* Goal
Reproduce the listing verbatim, from its first line through the line containing "Extract all elements", including both. Leave out the pictures.

* Records for the exercise

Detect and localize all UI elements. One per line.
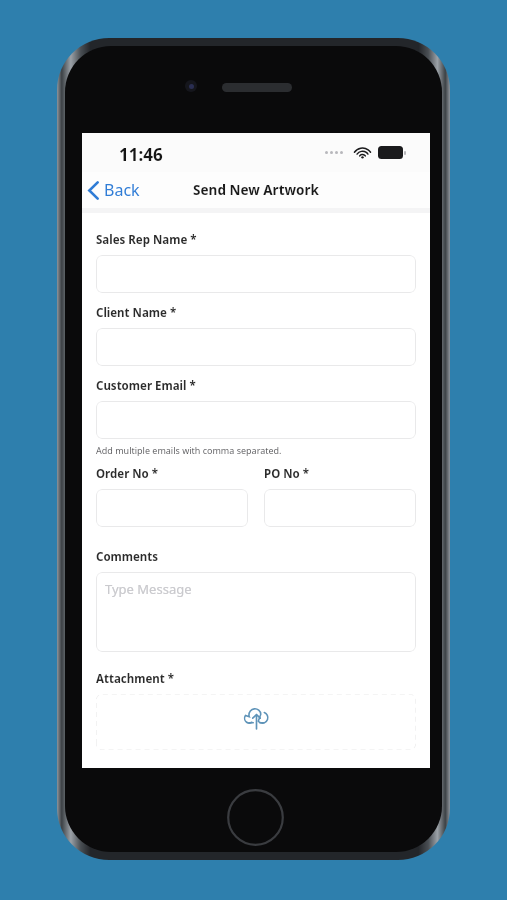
staticText: Add multiple emails with comma separated… [96,444,282,456]
button[interactable]: Type Message [96,572,416,652]
button[interactable]: Back [82,175,150,205]
staticText: Send New Artwork [193,181,319,199]
staticText: PO No * [264,466,309,482]
staticText: 11:46 [119,143,163,166]
staticText: Client Name * [96,305,177,321]
button[interactable] [96,255,416,293]
staticText: Attachment * [96,671,175,687]
button[interactable]: Upload attachment [96,694,416,750]
staticText: Customer Email * [96,378,196,394]
button[interactable] [264,489,416,527]
button[interactable] [96,401,416,439]
staticText: Comments [96,549,159,565]
button[interactable] [96,489,248,527]
staticText: Type Message [105,580,192,598]
staticText: Sales Rep Name * [96,232,197,248]
button[interactable] [96,328,416,366]
staticText: Back [104,179,140,201]
staticText: Order No * [96,466,159,482]
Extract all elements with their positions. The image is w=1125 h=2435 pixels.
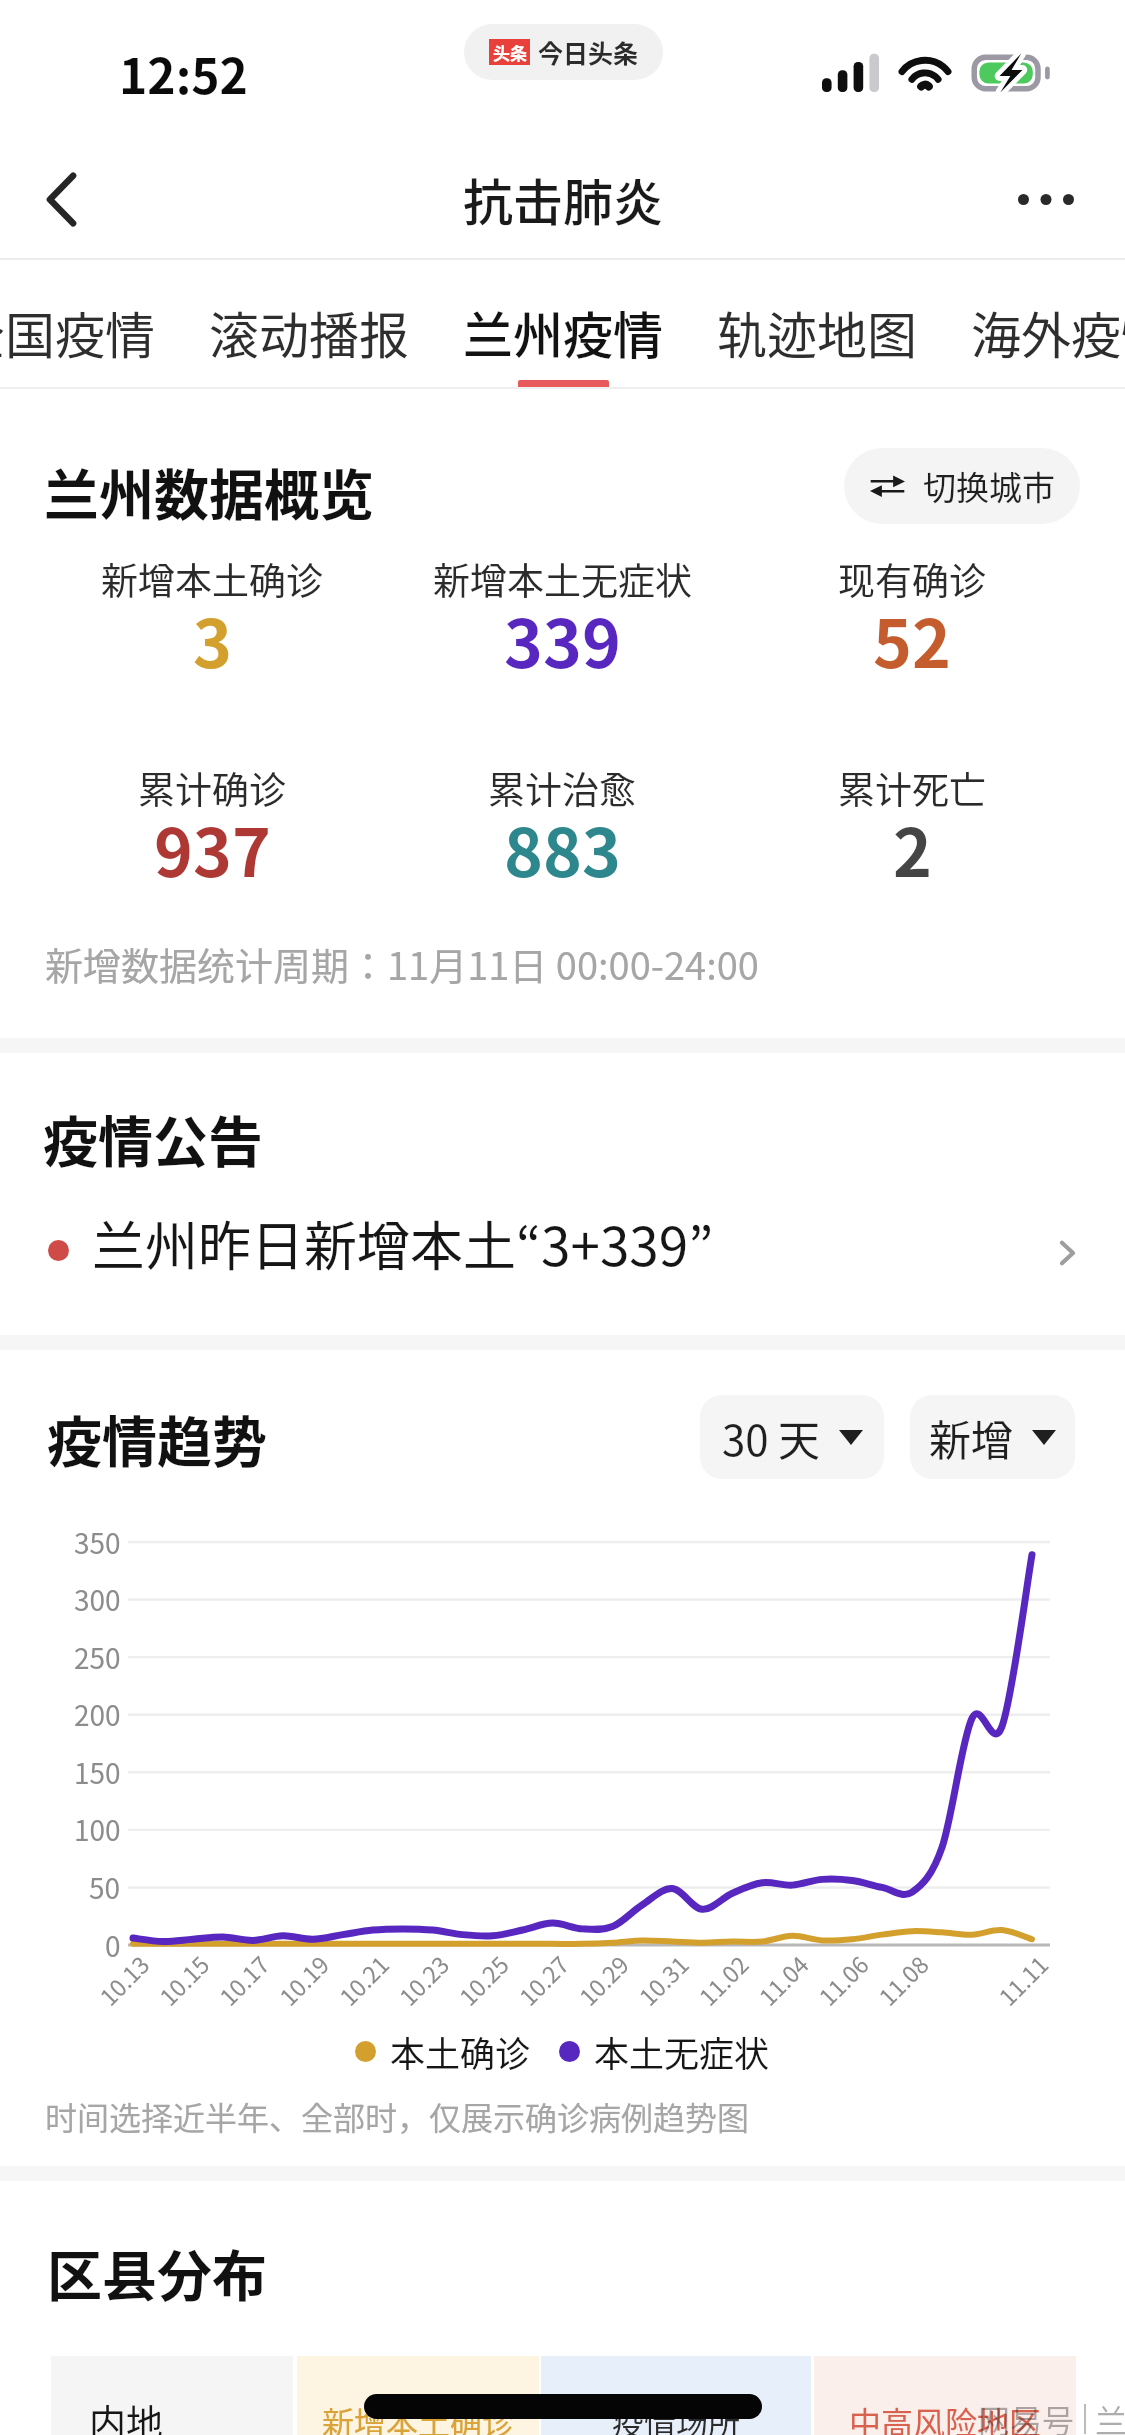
button[interactable]: 兰州昨日新增本土“3+339”: [0, 1203, 1125, 1283]
staticText: 滚动播报: [209, 296, 409, 368]
staticText: 本土确诊: [390, 2026, 531, 2077]
button[interactable]: 全国疫情: [0, 258, 182, 389]
staticText: 现有确诊: [838, 552, 986, 606]
staticText: 2: [893, 800, 932, 896]
staticText: 新增本土确诊: [322, 2398, 515, 2435]
staticText: 区县分布: [47, 2232, 268, 2312]
button[interactable]: Back: [0, 140, 122, 258]
staticText: 今日头条: [538, 34, 639, 70]
staticText: 累计确诊: [138, 761, 286, 815]
staticText: 抗击肺炎: [463, 163, 663, 235]
button[interactable]: 内地: [51, 2356, 293, 2435]
button[interactable]: More options: [967, 140, 1125, 258]
staticText: 新增本土无症状: [433, 552, 692, 606]
button[interactable]: 轨迹地图: [690, 258, 944, 389]
button[interactable]: 新增本土确诊: [297, 2356, 539, 2435]
button[interactable]: 现有确诊: [732, 552, 1092, 672]
staticText: 339: [504, 591, 621, 687]
staticText: 本土无症状: [594, 2026, 770, 2077]
staticText: 疫情公告: [43, 1098, 264, 1178]
staticText: 全国疫情: [0, 296, 155, 368]
staticText: 时间选择近半年、全部时，仅展示确诊病例趋势图: [45, 2093, 750, 2139]
staticText: 883: [504, 800, 621, 896]
staticText: 内地: [89, 2394, 163, 2435]
staticText: 累计治愈: [488, 761, 636, 815]
staticText: 30 天: [722, 1407, 821, 1468]
staticText: 疫情趋势: [47, 1398, 268, 1478]
staticText: 兰州昨日新增本土“3+339”: [92, 1205, 714, 1282]
staticText: 切换城市: [923, 462, 1055, 510]
staticText: 中高风险地区: [849, 2398, 1042, 2435]
button[interactable]: 新增本土确诊: [32, 552, 392, 672]
staticText: 937: [154, 800, 271, 896]
button[interactable]: 中高风险地区: [814, 2356, 1076, 2435]
button[interactable]: 滚动播报: [182, 258, 436, 389]
button[interactable]: 累计死亡: [732, 761, 1092, 881]
staticText: 海外疫情: [971, 296, 1125, 368]
button[interactable]: 新增: [910, 1395, 1075, 1479]
button[interactable]: 30 天: [700, 1395, 884, 1479]
staticText: 12:52: [119, 38, 248, 108]
staticText: 疫情场所: [612, 2398, 741, 2435]
button[interactable]: 累计确诊: [32, 761, 392, 881]
staticText: 兰州疫情: [463, 296, 663, 368]
staticText: 累计死亡: [838, 761, 986, 815]
button[interactable]: 兰州疫情: [436, 258, 690, 389]
staticText: 兰州数据概览: [44, 451, 375, 531]
staticText: 兰州蘭: [1095, 2396, 1125, 2435]
button[interactable]: 新增本土无症状: [382, 552, 742, 672]
staticText: 新增本土确诊: [101, 552, 323, 606]
button[interactable]: 累计治愈: [382, 761, 742, 881]
button[interactable]: 疫情场所: [541, 2356, 811, 2435]
staticText: 52: [873, 591, 951, 687]
button[interactable]: 海外疫情: [944, 258, 1125, 389]
staticText: 3: [193, 591, 232, 687]
staticText: 网易号: [978, 2396, 1075, 2435]
staticText: 新增数据统计周期：11月11日 00:00-24:00: [45, 936, 759, 991]
staticText: 头条: [493, 40, 527, 65]
button[interactable]: 切换城市: [844, 448, 1080, 524]
staticText: 轨迹地图: [717, 296, 917, 368]
staticText: 新增: [929, 1407, 1014, 1468]
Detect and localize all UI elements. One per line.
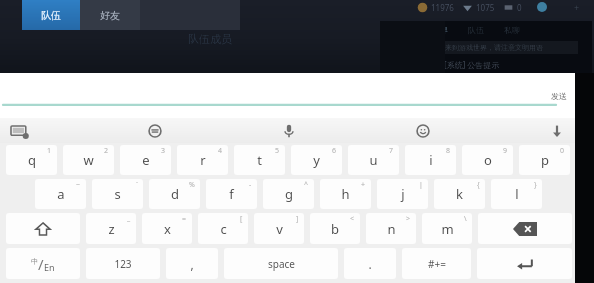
button[interactable]: 好友 (80, 0, 140, 30)
staticText: w (83, 151, 94, 169)
button[interactable]: j (377, 179, 428, 209)
staticText: 欢迎来到游戏世界，请注意文明用语 (431, 43, 543, 52)
staticText: 0 (560, 146, 565, 156)
button[interactable]: Enter (477, 248, 572, 279)
staticText: a (57, 185, 65, 203)
button[interactable]: h (320, 179, 371, 209)
staticText: v (276, 220, 283, 238)
button[interactable]: Hide keyboard (544, 118, 570, 143)
button[interactable]: r (177, 145, 228, 175)
button[interactable]: m (422, 213, 472, 244)
button[interactable]: e (120, 145, 171, 175)
staticText: 世界 (432, 25, 448, 35)
staticText: k (456, 185, 463, 203)
staticText: > (406, 214, 411, 224)
button[interactable]: . (344, 248, 396, 279)
button[interactable]: space (224, 248, 338, 279)
staticText: 123 (114, 257, 132, 271)
button[interactable]: l (491, 179, 542, 209)
button[interactable]: Shift (6, 213, 80, 244)
button[interactable]: i (405, 145, 456, 175)
staticText: 1 (47, 146, 52, 156)
staticText: 6 (332, 146, 337, 156)
staticText: _ (127, 214, 131, 224)
staticText: r (200, 151, 206, 169)
button[interactable]: c (198, 213, 248, 244)
button[interactable]: p (519, 145, 570, 175)
staticText: c (220, 220, 227, 238)
staticText: [系统] 公告提示 (444, 59, 500, 70)
staticText: / (38, 254, 44, 274)
staticText: space (268, 257, 295, 271)
button[interactable]: k (434, 179, 485, 209)
staticText: l (515, 185, 519, 203)
staticText: , (190, 256, 194, 272)
staticText: e (142, 151, 150, 169)
button[interactable]: s (92, 179, 143, 209)
staticText: g (285, 185, 293, 203)
staticText: 发送 (551, 91, 567, 101)
button[interactable]: q (6, 145, 57, 175)
staticText: 队伍 (468, 25, 484, 35)
button[interactable]: Voice input (276, 118, 302, 143)
button[interactable]: 队伍 (22, 0, 80, 30)
staticText: 4 (218, 146, 223, 156)
staticText: q (28, 151, 36, 169)
staticText: 7 (389, 146, 394, 156)
button[interactable]: f (206, 179, 257, 209)
staticText: ] (296, 214, 299, 224)
staticText: 中 (31, 257, 38, 266)
staticText: 11976 (431, 2, 454, 13)
button[interactable]: , (166, 248, 218, 279)
button[interactable]: a (35, 179, 86, 209)
staticText: } (534, 180, 537, 190)
staticText: 私聊 (504, 25, 520, 35)
staticText: #+= (428, 257, 446, 271)
staticText: f (229, 185, 234, 203)
staticText: n (387, 220, 396, 238)
staticText: j (401, 185, 405, 203)
button[interactable]: w (63, 145, 114, 175)
staticText: z (108, 220, 115, 238)
staticText: ` (136, 180, 138, 190)
staticText: u (369, 151, 378, 169)
staticText: 9 (503, 146, 508, 156)
staticText: + (574, 1, 580, 13)
staticText: b (331, 220, 339, 238)
button[interactable]: 123 (86, 248, 160, 279)
staticText: \ (464, 214, 467, 224)
staticText: + (361, 180, 366, 190)
button[interactable]: #+= (402, 248, 471, 279)
button[interactable]: 发送 (0, 73, 575, 118)
staticText: [ (240, 214, 243, 224)
button[interactable]: Keyboard settings (7, 118, 33, 143)
staticText: s (114, 185, 121, 203)
staticText: x (164, 220, 171, 238)
staticText: 8 (446, 146, 451, 156)
button[interactable]: o (462, 145, 513, 175)
staticText: d (171, 185, 179, 203)
button[interactable]: z (86, 213, 136, 244)
button[interactable]: Emoji (410, 118, 436, 143)
staticText: ~ (76, 180, 81, 190)
button[interactable]: b (310, 213, 360, 244)
button[interactable]: v (254, 213, 304, 244)
button[interactable]: Backspace (478, 213, 572, 244)
button[interactable]: x (142, 213, 192, 244)
staticText: 好友 (100, 9, 120, 22)
button[interactable]: t (234, 145, 285, 175)
staticText: 5 (275, 146, 280, 156)
staticText: p (541, 151, 549, 169)
staticText: % (189, 180, 195, 190)
button[interactable]: n (366, 213, 416, 244)
staticText: . (368, 256, 372, 272)
staticText: En (44, 261, 55, 273)
button[interactable]: Switch language (6, 248, 80, 279)
staticText: < (350, 214, 355, 224)
staticText: t (257, 151, 262, 169)
button[interactable]: Input language (142, 118, 168, 143)
button[interactable]: y (291, 145, 342, 175)
button[interactable]: g (263, 179, 314, 209)
button[interactable]: u (348, 145, 399, 175)
button[interactable]: d (149, 179, 200, 209)
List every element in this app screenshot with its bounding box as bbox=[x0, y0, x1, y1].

* Answer below
Detect and localize all UI elements. One per line.
staticText: Add multiple emails with comma separated… [96,444,282,456]
button[interactable]: Type Message [96,572,416,652]
button[interactable]: Back [82,175,150,205]
staticText: Send New Artwork [193,181,319,199]
staticText: PO No * [264,466,309,482]
staticText: 11:46 [119,143,163,166]
staticText: Client Name * [96,305,177,321]
button[interactable] [96,255,416,293]
staticText: Attachment * [96,671,175,687]
button[interactable]: Upload attachment [96,694,416,750]
staticText: Customer Email * [96,378,196,394]
button[interactable] [264,489,416,527]
button[interactable] [96,401,416,439]
staticText: Comments [96,549,159,565]
button[interactable] [96,489,248,527]
staticText: Type Message [105,580,192,598]
staticText: Sales Rep Name * [96,232,197,248]
button[interactable] [96,328,416,366]
staticText: Back [104,179,140,201]
staticText: Order No * [96,466,159,482]
Extract all elements with their positions. The image is w=1125 h=2435 pixels.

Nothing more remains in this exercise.